### EXCERPTED DATA

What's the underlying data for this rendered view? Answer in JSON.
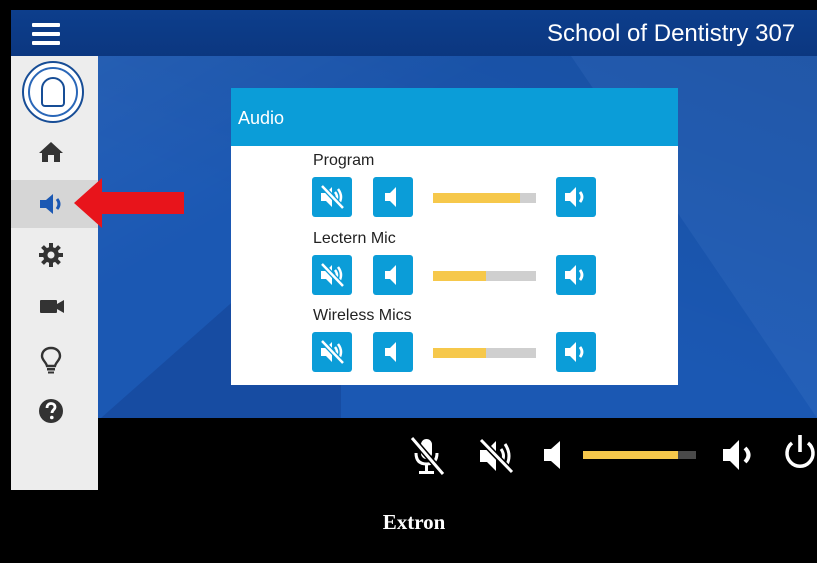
{
  "header": {
    "title": "School of Dentistry 307"
  },
  "sidebar": {
    "items": [
      {
        "icon": "home-icon",
        "active": false
      },
      {
        "icon": "speaker-icon",
        "active": true
      },
      {
        "icon": "gear-icon",
        "active": false
      },
      {
        "icon": "video-camera-icon",
        "active": false
      },
      {
        "icon": "lightbulb-icon",
        "active": false
      },
      {
        "icon": "help-icon",
        "active": false
      }
    ]
  },
  "audio_panel": {
    "title": "Audio",
    "channels": [
      {
        "label": "Program",
        "level_percent": 84
      },
      {
        "label": "Lectern Mic",
        "level_percent": 51
      },
      {
        "label": "Wireless Mics",
        "level_percent": 51
      }
    ]
  },
  "bottom_bar": {
    "master_level_percent": 84
  },
  "footer": {
    "brand": "Extron"
  },
  "colors": {
    "accent": "#0b9dd8",
    "header_bg": "#0b3780",
    "main_bg": "#1b58b3",
    "slider_fill": "#f6c84b",
    "slider_track": "#cfcfcf",
    "arrow": "#e8141b"
  }
}
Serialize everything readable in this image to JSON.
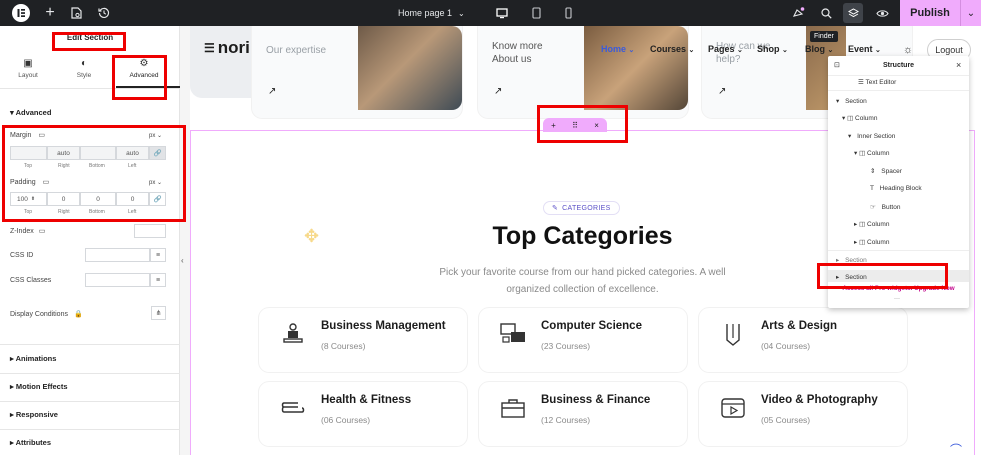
{
  "topbar": {
    "page_title": "Home page 1",
    "publish": "Publish",
    "finder_tooltip": "Finder"
  },
  "panel": {
    "title": "Edit Section",
    "tabs": [
      "Layout",
      "Style",
      "Advanced"
    ],
    "advanced_heading": "Advanced",
    "margin_label": "Margin",
    "margin_unit": "px",
    "margin_values": [
      "",
      "auto",
      "",
      "auto"
    ],
    "padding_label": "Padding",
    "padding_unit": "px",
    "padding_values": [
      "100",
      "0",
      "0",
      "0"
    ],
    "side_labels": [
      "Top",
      "Right",
      "Bottom",
      "Left"
    ],
    "zindex_label": "Z-Index",
    "cssid_label": "CSS ID",
    "cssclasses_label": "CSS Classes",
    "display_conditions_label": "Display Conditions",
    "sections": [
      "Animations",
      "Motion Effects",
      "Responsive",
      "Attributes"
    ]
  },
  "site": {
    "logo": "nori",
    "nav": [
      "Home",
      "Courses",
      "Pages",
      "Shop",
      "Blog",
      "Event"
    ],
    "logout": "Logout",
    "hero_cards": [
      "Our expertise",
      "Know more\nAbout us",
      "How can we\nhelp?"
    ],
    "badge": "CATEGORIES",
    "heading": "Top Categories",
    "subtitle_line1": "Pick your favorite course from our hand picked categories. A well",
    "subtitle_line2": "organized collection of excellence.",
    "categories": [
      {
        "title": "Business Management",
        "count": "(8 Courses)"
      },
      {
        "title": "Computer Science",
        "count": "(23 Courses)"
      },
      {
        "title": "Arts & Design",
        "count": "(04 Courses)"
      },
      {
        "title": "Health & Fitness",
        "count": "(06 Courses)"
      },
      {
        "title": "Business & Finance",
        "count": "(12 Courses)"
      },
      {
        "title": "Video & Photography",
        "count": "(05 Courses)"
      }
    ]
  },
  "structure": {
    "title": "Structure",
    "items": [
      "Text Editor",
      "Section",
      "Column",
      "Inner Section",
      "Column",
      "Spacer",
      "Heading Block",
      "Button",
      "Column",
      "Column",
      "Section",
      "Section"
    ],
    "promo": "Access all Pro widgets. Upgrade Now"
  },
  "colors": {
    "accent": "#f0abfc",
    "brand_magenta": "#d004d4",
    "nav_active": "#3b5bdb",
    "annotation_red": "#ee0000"
  }
}
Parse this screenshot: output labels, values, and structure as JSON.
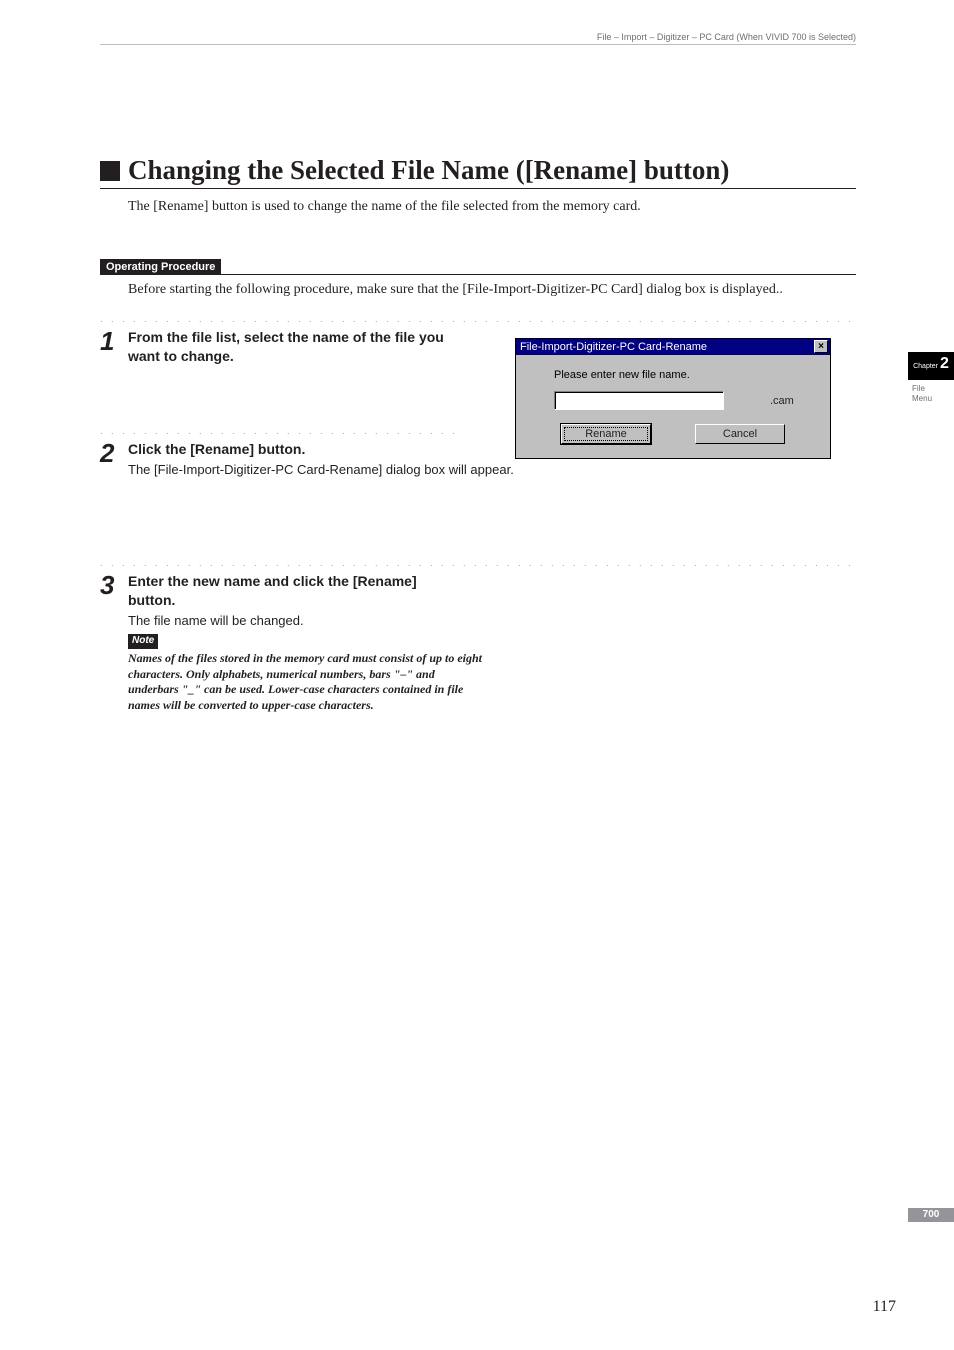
{
  "header": "File – Import – Digitizer – PC Card (When VIVID 700 is Selected)",
  "section_title": "Changing the Selected File Name ([Rename] button)",
  "intro": "The [Rename] button is used to change the name of the file selected from the memory card.",
  "op_label": "Operating Procedure",
  "before": "Before starting the following procedure, make sure that the [File-Import-Digitizer-PC Card] dialog box is displayed..",
  "step1": {
    "num": "1",
    "head": "From the file list, select the name of the file you want to change."
  },
  "step2": {
    "num": "2",
    "head": "Click the [Rename] button.",
    "desc": "The [File-Import-Digitizer-PC Card-Rename] dialog box will appear."
  },
  "step3": {
    "num": "3",
    "head": "Enter the new name and click the [Rename] button.",
    "desc": "The file name will be changed.",
    "note_label": "Note",
    "note_body": "Names of the files stored in the memory card must consist of up to eight characters. Only alphabets, numerical numbers, bars \"–\" and underbars \"_\" can be used. Lower-case characters contained in file names will be converted to upper-case characters."
  },
  "dialog": {
    "title": "File-Import-Digitizer-PC Card-Rename",
    "msg": "Please enter new file name.",
    "ext": ".cam",
    "rename": "Rename",
    "cancel": "Cancel",
    "close_glyph": "×"
  },
  "sidebar": {
    "chapter_small": "Chapter",
    "chapter_num": "2",
    "line1": "File",
    "line2": "Menu"
  },
  "badge": "700",
  "page_num": "117",
  "dots_full": ". . . . . . . . . . . . . . . . . . . . . . . . . . . . . . . . . . . . . . . . . . . . . . . . . . . . . . . . . . . . . . . . . . . . . . . . . . . . . . . . . . . . . . . . . . . . . . . . . . . . . . . . . . . . . . . . . . . . . . . .",
  "dots_half": ". . . . . . . . . . . . . . . . . . . . . . . . . . . . . . . . . . . . . . . . . . . . . . . . . . . . . ."
}
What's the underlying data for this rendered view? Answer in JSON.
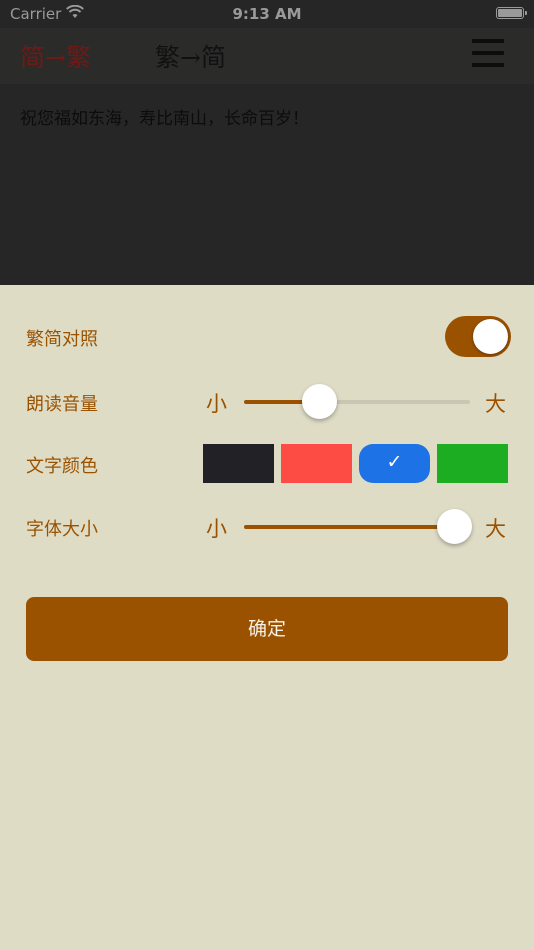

######

- **EXERCISE REQUIREMENTS**: From the listing above, pick out every line containing "count".

- **RESPONSE TO THE EXERCISE**:
        "count": "(8 Courses)"
        "count": "(23 Courses)"
        "count": "(04 Courses)"
        "count": "(06 Courses)"
        "count": "(12 Courses)"
        "count": "(05 Courses)"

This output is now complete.